DATASET EXTRACT -
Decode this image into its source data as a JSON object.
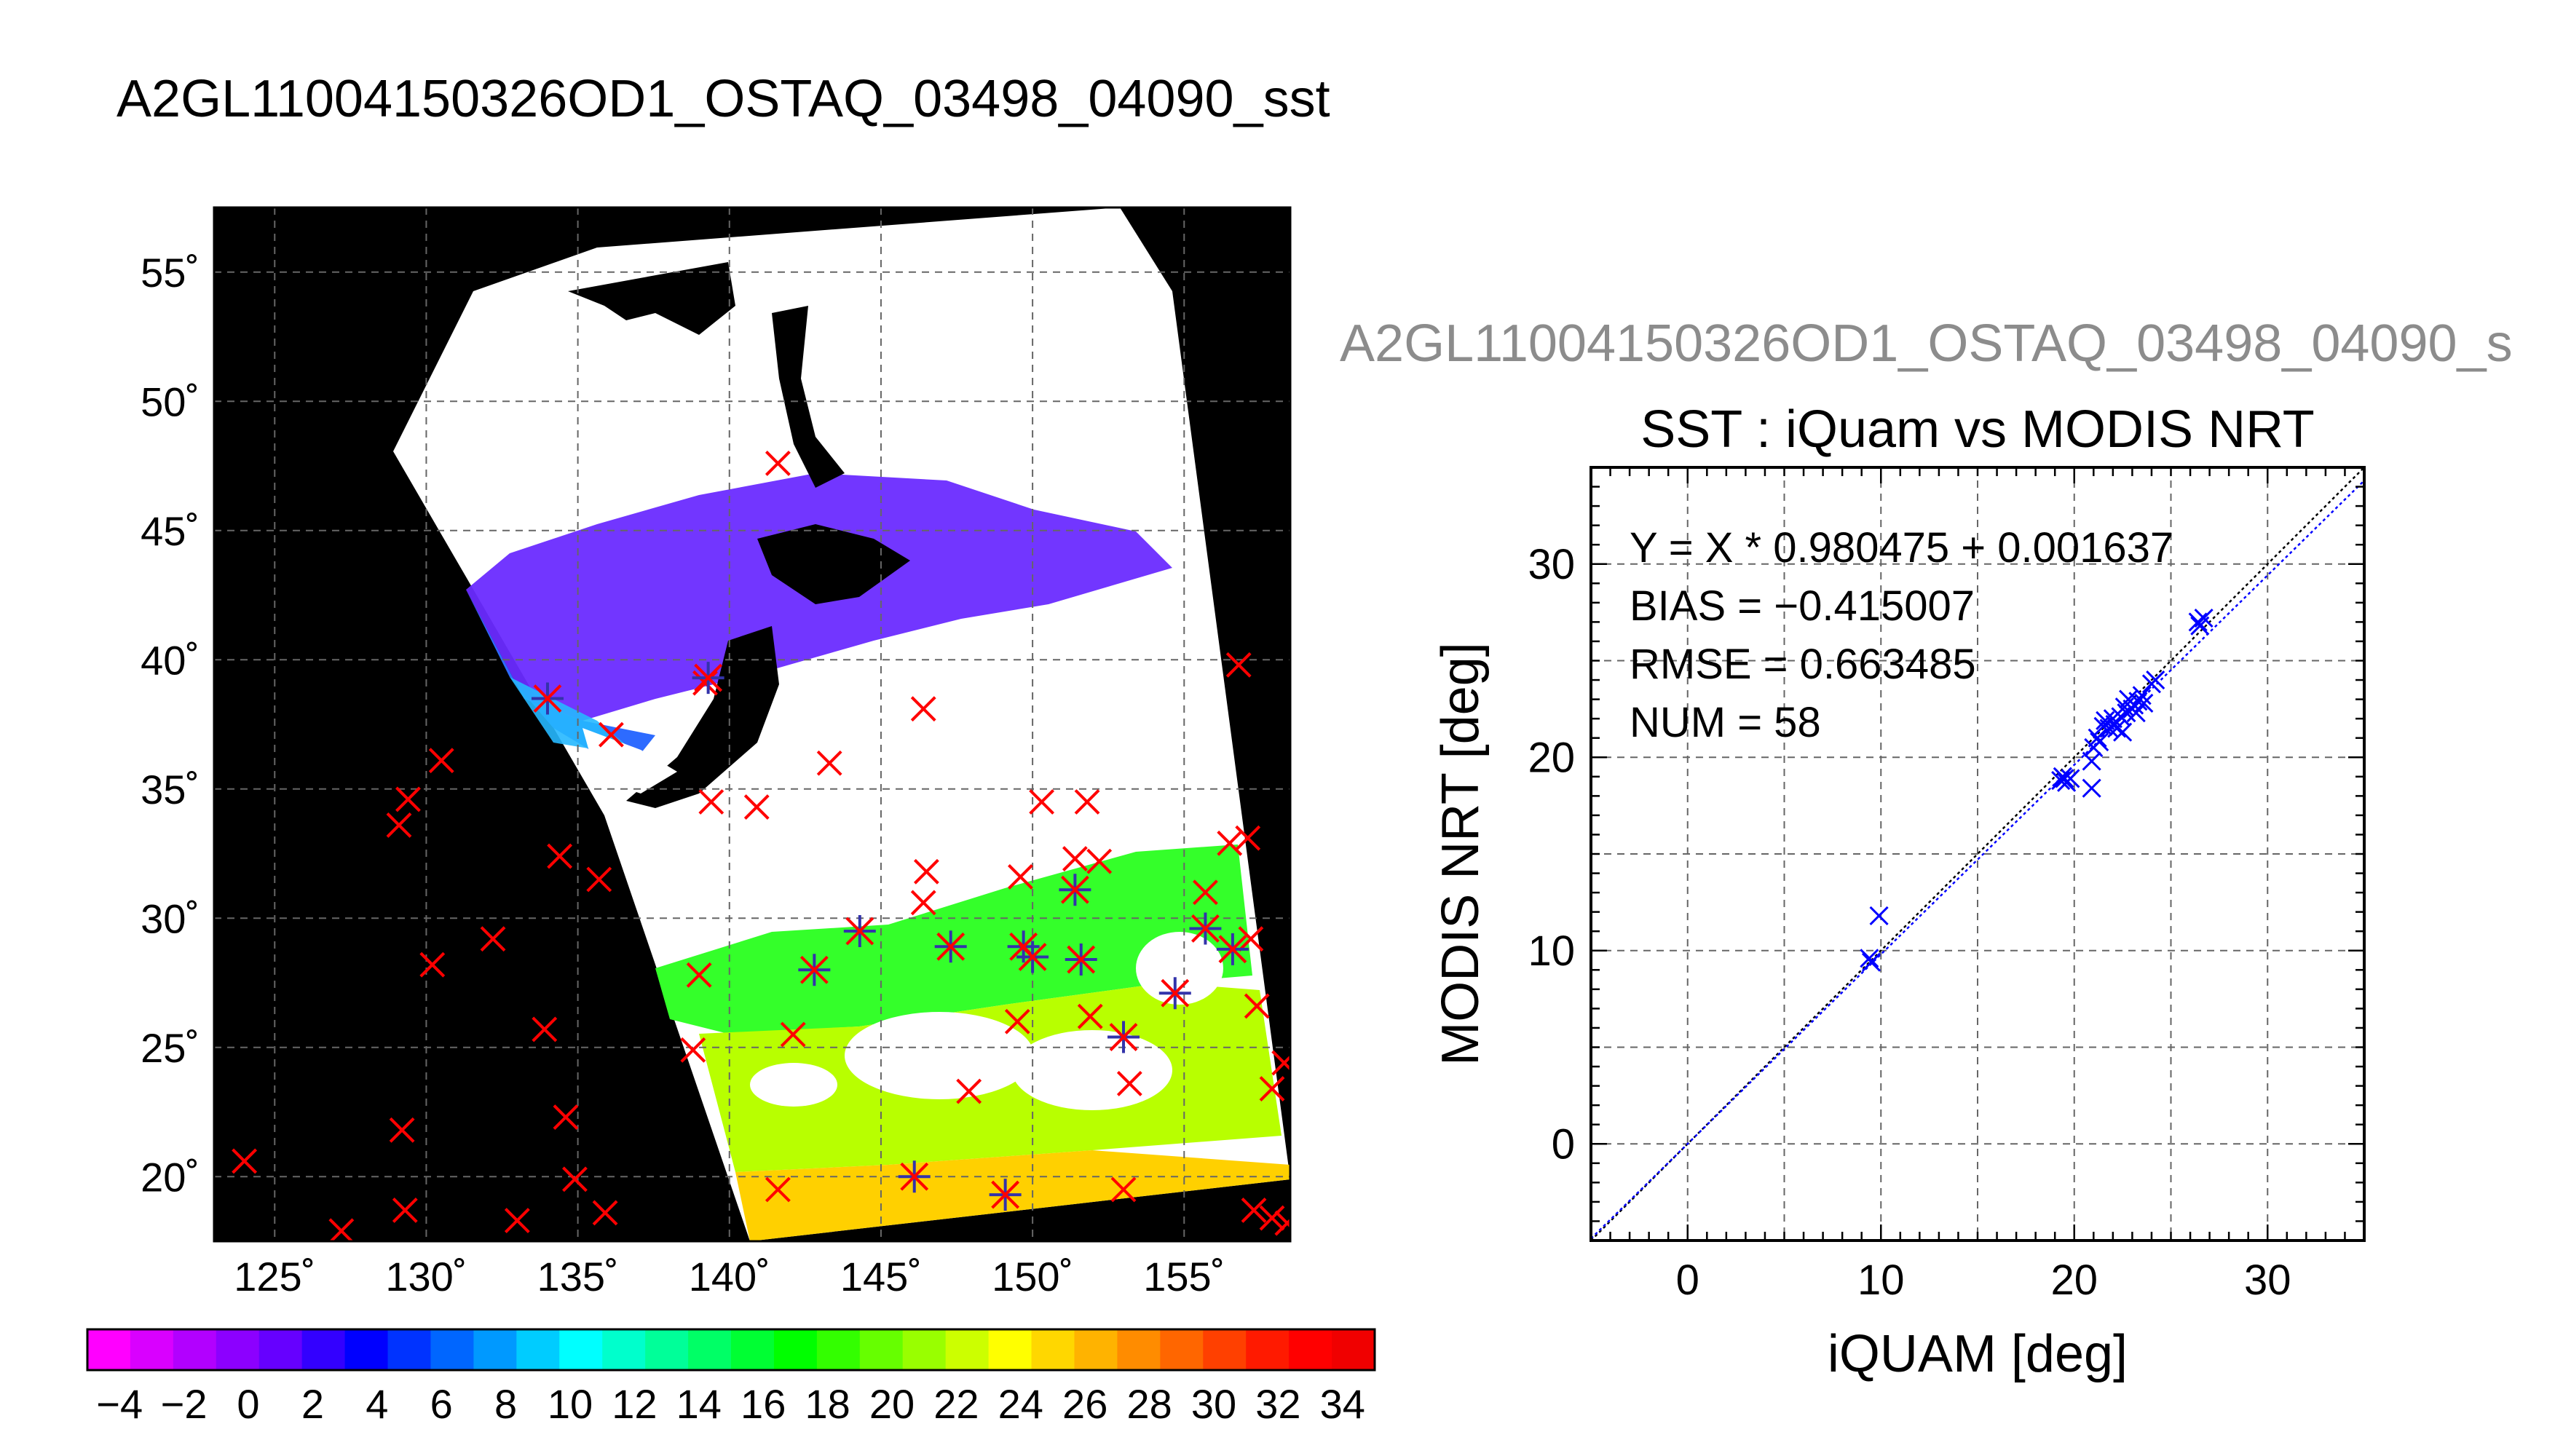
{
  "page_title": "A2GL11004150326OD1_OSTAQ_03498_04090_sst",
  "map": {
    "lon_ticks": [
      "125˚",
      "130˚",
      "135˚",
      "140˚",
      "145˚",
      "150˚",
      "155˚"
    ],
    "lat_ticks": [
      "20˚",
      "25˚",
      "30˚",
      "35˚",
      "40˚",
      "45˚",
      "50˚",
      "55˚"
    ],
    "lon_range": [
      123,
      158.5
    ],
    "lat_range": [
      17.5,
      57.5
    ],
    "grid": true,
    "background_color": "#000000",
    "cloud_color": "#ffffff"
  },
  "colorbar": {
    "tick_labels": [
      "−4",
      "−2",
      "0",
      "2",
      "4",
      "6",
      "8",
      "10",
      "12",
      "14",
      "16",
      "18",
      "20",
      "22",
      "24",
      "26",
      "28",
      "30",
      "32",
      "34"
    ],
    "range": [
      -5,
      35
    ],
    "colors": [
      "#ff00ff",
      "#d900ff",
      "#b200ff",
      "#8c00ff",
      "#6600ff",
      "#3300ff",
      "#0000ff",
      "#0033ff",
      "#0066ff",
      "#0099ff",
      "#00ccff",
      "#00ffff",
      "#00ffcc",
      "#00ff99",
      "#00ff66",
      "#00ff33",
      "#00ff00",
      "#33ff00",
      "#66ff00",
      "#99ff00",
      "#ccff00",
      "#ffff00",
      "#ffd700",
      "#ffb300",
      "#ff8c00",
      "#ff6600",
      "#ff4000",
      "#ff1a00",
      "#ff0000",
      "#f00000"
    ]
  },
  "chart_data": {
    "type": "scatter",
    "subtitle": "A2GL11004150326OD1_OSTAQ_03498_04090_s",
    "title": "SST : iQuam vs MODIS NRT",
    "xlabel": "iQUAM [deg]",
    "ylabel": "MODIS NRT [deg]",
    "xlim": [
      -5,
      35
    ],
    "ylim": [
      -5,
      35
    ],
    "x_ticks": [
      "0",
      "10",
      "20",
      "30"
    ],
    "y_ticks": [
      "0",
      "10",
      "20",
      "30"
    ],
    "grid": true,
    "color": "#0000ff",
    "stats": [
      "Y = X * 0.980475 + 0.001637",
      "BIAS = −0.415007",
      "RMSE = 0.663485",
      "NUM = 58"
    ],
    "fit": {
      "slope": 0.980475,
      "intercept": 0.001637
    },
    "points": [
      [
        9.4,
        9.6
      ],
      [
        9.5,
        9.4
      ],
      [
        9.9,
        11.8
      ],
      [
        19.3,
        18.8
      ],
      [
        19.4,
        19.0
      ],
      [
        19.5,
        18.9
      ],
      [
        19.6,
        18.7
      ],
      [
        19.8,
        18.9
      ],
      [
        20.9,
        18.4
      ],
      [
        20.9,
        19.8
      ],
      [
        21.0,
        20.5
      ],
      [
        21.2,
        21.0
      ],
      [
        21.3,
        20.8
      ],
      [
        21.5,
        21.6
      ],
      [
        21.6,
        21.9
      ],
      [
        21.8,
        21.5
      ],
      [
        22.0,
        22.0
      ],
      [
        22.1,
        21.7
      ],
      [
        22.2,
        21.5
      ],
      [
        22.4,
        22.1
      ],
      [
        22.5,
        21.3
      ],
      [
        22.6,
        22.6
      ],
      [
        22.7,
        22.3
      ],
      [
        22.8,
        23.0
      ],
      [
        23.0,
        22.5
      ],
      [
        23.1,
        22.7
      ],
      [
        23.2,
        22.3
      ],
      [
        23.3,
        22.9
      ],
      [
        23.5,
        23.2
      ],
      [
        23.6,
        22.8
      ],
      [
        24.0,
        23.8
      ],
      [
        24.2,
        24.0
      ],
      [
        26.4,
        27.0
      ],
      [
        26.5,
        26.8
      ],
      [
        26.7,
        27.2
      ]
    ]
  },
  "map_data": {
    "matchups": [
      [
        142.8,
        28.0
      ],
      [
        144.3,
        29.5
      ],
      [
        147.3,
        28.9
      ],
      [
        149.7,
        28.9
      ],
      [
        150.0,
        28.5
      ],
      [
        151.4,
        31.1
      ],
      [
        151.6,
        28.4
      ],
      [
        153.0,
        25.4
      ],
      [
        154.7,
        27.1
      ],
      [
        155.7,
        29.6
      ],
      [
        156.6,
        28.8
      ],
      [
        146.1,
        20.0
      ],
      [
        149.1,
        19.3
      ],
      [
        134.0,
        38.5
      ],
      [
        139.3,
        39.3
      ]
    ],
    "others": [
      [
        124.0,
        20.6
      ],
      [
        127.2,
        17.9
      ],
      [
        129.1,
        33.6
      ],
      [
        129.4,
        34.6
      ],
      [
        130.5,
        36.1
      ],
      [
        130.2,
        28.2
      ],
      [
        132.2,
        29.2
      ],
      [
        133.9,
        25.7
      ],
      [
        134.4,
        32.4
      ],
      [
        135.7,
        31.5
      ],
      [
        134.6,
        22.3
      ],
      [
        134.9,
        19.9
      ],
      [
        133.0,
        18.3
      ],
      [
        129.2,
        21.8
      ],
      [
        129.3,
        18.7
      ],
      [
        135.9,
        18.6
      ],
      [
        136.1,
        37.1
      ],
      [
        139.0,
        27.8
      ],
      [
        138.8,
        24.9
      ],
      [
        139.4,
        34.5
      ],
      [
        140.9,
        34.3
      ],
      [
        141.6,
        19.5
      ],
      [
        142.1,
        25.5
      ],
      [
        143.3,
        36.0
      ],
      [
        146.4,
        38.1
      ],
      [
        146.5,
        31.8
      ],
      [
        146.4,
        30.6
      ],
      [
        147.9,
        23.3
      ],
      [
        149.5,
        26.0
      ],
      [
        149.6,
        31.6
      ],
      [
        150.3,
        34.5
      ],
      [
        151.4,
        32.3
      ],
      [
        151.8,
        34.5
      ],
      [
        152.2,
        32.2
      ],
      [
        151.9,
        26.2
      ],
      [
        153.2,
        23.6
      ],
      [
        153.0,
        19.5
      ],
      [
        155.7,
        31.0
      ],
      [
        156.5,
        32.9
      ],
      [
        157.1,
        33.1
      ],
      [
        156.8,
        39.8
      ],
      [
        157.2,
        29.2
      ],
      [
        157.4,
        26.6
      ],
      [
        157.9,
        23.4
      ],
      [
        158.3,
        24.4
      ],
      [
        157.3,
        18.7
      ],
      [
        157.9,
        18.4
      ],
      [
        158.4,
        18.2
      ],
      [
        141.6,
        47.6
      ],
      [
        139.2,
        39.1
      ]
    ]
  }
}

EXERCISE DETAILS - Reproduce the data word for word, excluding its pictures.

RESULT BELOW -
Decode this image into its source data as a JSON object.
{
  "page_title": "A2GL11004150326OD1_OSTAQ_03498_04090_sst",
  "map": {
    "lon_ticks": [
      "125˚",
      "130˚",
      "135˚",
      "140˚",
      "145˚",
      "150˚",
      "155˚"
    ],
    "lat_ticks": [
      "20˚",
      "25˚",
      "30˚",
      "35˚",
      "40˚",
      "45˚",
      "50˚",
      "55˚"
    ],
    "lon_range": [
      123,
      158.5
    ],
    "lat_range": [
      17.5,
      57.5
    ],
    "grid": true,
    "background_color": "#000000",
    "cloud_color": "#ffffff"
  },
  "colorbar": {
    "tick_labels": [
      "−4",
      "−2",
      "0",
      "2",
      "4",
      "6",
      "8",
      "10",
      "12",
      "14",
      "16",
      "18",
      "20",
      "22",
      "24",
      "26",
      "28",
      "30",
      "32",
      "34"
    ],
    "range": [
      -5,
      35
    ],
    "colors": [
      "#ff00ff",
      "#d900ff",
      "#b200ff",
      "#8c00ff",
      "#6600ff",
      "#3300ff",
      "#0000ff",
      "#0033ff",
      "#0066ff",
      "#0099ff",
      "#00ccff",
      "#00ffff",
      "#00ffcc",
      "#00ff99",
      "#00ff66",
      "#00ff33",
      "#00ff00",
      "#33ff00",
      "#66ff00",
      "#99ff00",
      "#ccff00",
      "#ffff00",
      "#ffd700",
      "#ffb300",
      "#ff8c00",
      "#ff6600",
      "#ff4000",
      "#ff1a00",
      "#ff0000",
      "#f00000"
    ]
  },
  "chart_data": {
    "type": "scatter",
    "subtitle": "A2GL11004150326OD1_OSTAQ_03498_04090_s",
    "title": "SST : iQuam vs MODIS NRT",
    "xlabel": "iQUAM [deg]",
    "ylabel": "MODIS NRT [deg]",
    "xlim": [
      -5,
      35
    ],
    "ylim": [
      -5,
      35
    ],
    "x_ticks": [
      "0",
      "10",
      "20",
      "30"
    ],
    "y_ticks": [
      "0",
      "10",
      "20",
      "30"
    ],
    "grid": true,
    "color": "#0000ff",
    "stats": [
      "Y = X * 0.980475 + 0.001637",
      "BIAS = −0.415007",
      "RMSE = 0.663485",
      "NUM = 58"
    ],
    "fit": {
      "slope": 0.980475,
      "intercept": 0.001637
    },
    "points": [
      [
        9.4,
        9.6
      ],
      [
        9.5,
        9.4
      ],
      [
        9.9,
        11.8
      ],
      [
        19.3,
        18.8
      ],
      [
        19.4,
        19.0
      ],
      [
        19.5,
        18.9
      ],
      [
        19.6,
        18.7
      ],
      [
        19.8,
        18.9
      ],
      [
        20.9,
        18.4
      ],
      [
        20.9,
        19.8
      ],
      [
        21.0,
        20.5
      ],
      [
        21.2,
        21.0
      ],
      [
        21.3,
        20.8
      ],
      [
        21.5,
        21.6
      ],
      [
        21.6,
        21.9
      ],
      [
        21.8,
        21.5
      ],
      [
        22.0,
        22.0
      ],
      [
        22.1,
        21.7
      ],
      [
        22.2,
        21.5
      ],
      [
        22.4,
        22.1
      ],
      [
        22.5,
        21.3
      ],
      [
        22.6,
        22.6
      ],
      [
        22.7,
        22.3
      ],
      [
        22.8,
        23.0
      ],
      [
        23.0,
        22.5
      ],
      [
        23.1,
        22.7
      ],
      [
        23.2,
        22.3
      ],
      [
        23.3,
        22.9
      ],
      [
        23.5,
        23.2
      ],
      [
        23.6,
        22.8
      ],
      [
        24.0,
        23.8
      ],
      [
        24.2,
        24.0
      ],
      [
        26.4,
        27.0
      ],
      [
        26.5,
        26.8
      ],
      [
        26.7,
        27.2
      ]
    ]
  },
  "map_data": {
    "matchups": [
      [
        142.8,
        28.0
      ],
      [
        144.3,
        29.5
      ],
      [
        147.3,
        28.9
      ],
      [
        149.7,
        28.9
      ],
      [
        150.0,
        28.5
      ],
      [
        151.4,
        31.1
      ],
      [
        151.6,
        28.4
      ],
      [
        153.0,
        25.4
      ],
      [
        154.7,
        27.1
      ],
      [
        155.7,
        29.6
      ],
      [
        156.6,
        28.8
      ],
      [
        146.1,
        20.0
      ],
      [
        149.1,
        19.3
      ],
      [
        134.0,
        38.5
      ],
      [
        139.3,
        39.3
      ]
    ],
    "others": [
      [
        124.0,
        20.6
      ],
      [
        127.2,
        17.9
      ],
      [
        129.1,
        33.6
      ],
      [
        129.4,
        34.6
      ],
      [
        130.5,
        36.1
      ],
      [
        130.2,
        28.2
      ],
      [
        132.2,
        29.2
      ],
      [
        133.9,
        25.7
      ],
      [
        134.4,
        32.4
      ],
      [
        135.7,
        31.5
      ],
      [
        134.6,
        22.3
      ],
      [
        134.9,
        19.9
      ],
      [
        133.0,
        18.3
      ],
      [
        129.2,
        21.8
      ],
      [
        129.3,
        18.7
      ],
      [
        135.9,
        18.6
      ],
      [
        136.1,
        37.1
      ],
      [
        139.0,
        27.8
      ],
      [
        138.8,
        24.9
      ],
      [
        139.4,
        34.5
      ],
      [
        140.9,
        34.3
      ],
      [
        141.6,
        19.5
      ],
      [
        142.1,
        25.5
      ],
      [
        143.3,
        36.0
      ],
      [
        146.4,
        38.1
      ],
      [
        146.5,
        31.8
      ],
      [
        146.4,
        30.6
      ],
      [
        147.9,
        23.3
      ],
      [
        149.5,
        26.0
      ],
      [
        149.6,
        31.6
      ],
      [
        150.3,
        34.5
      ],
      [
        151.4,
        32.3
      ],
      [
        151.8,
        34.5
      ],
      [
        152.2,
        32.2
      ],
      [
        151.9,
        26.2
      ],
      [
        153.2,
        23.6
      ],
      [
        153.0,
        19.5
      ],
      [
        155.7,
        31.0
      ],
      [
        156.5,
        32.9
      ],
      [
        157.1,
        33.1
      ],
      [
        156.8,
        39.8
      ],
      [
        157.2,
        29.2
      ],
      [
        157.4,
        26.6
      ],
      [
        157.9,
        23.4
      ],
      [
        158.3,
        24.4
      ],
      [
        157.3,
        18.7
      ],
      [
        157.9,
        18.4
      ],
      [
        158.4,
        18.2
      ],
      [
        141.6,
        47.6
      ],
      [
        139.2,
        39.1
      ]
    ]
  }
}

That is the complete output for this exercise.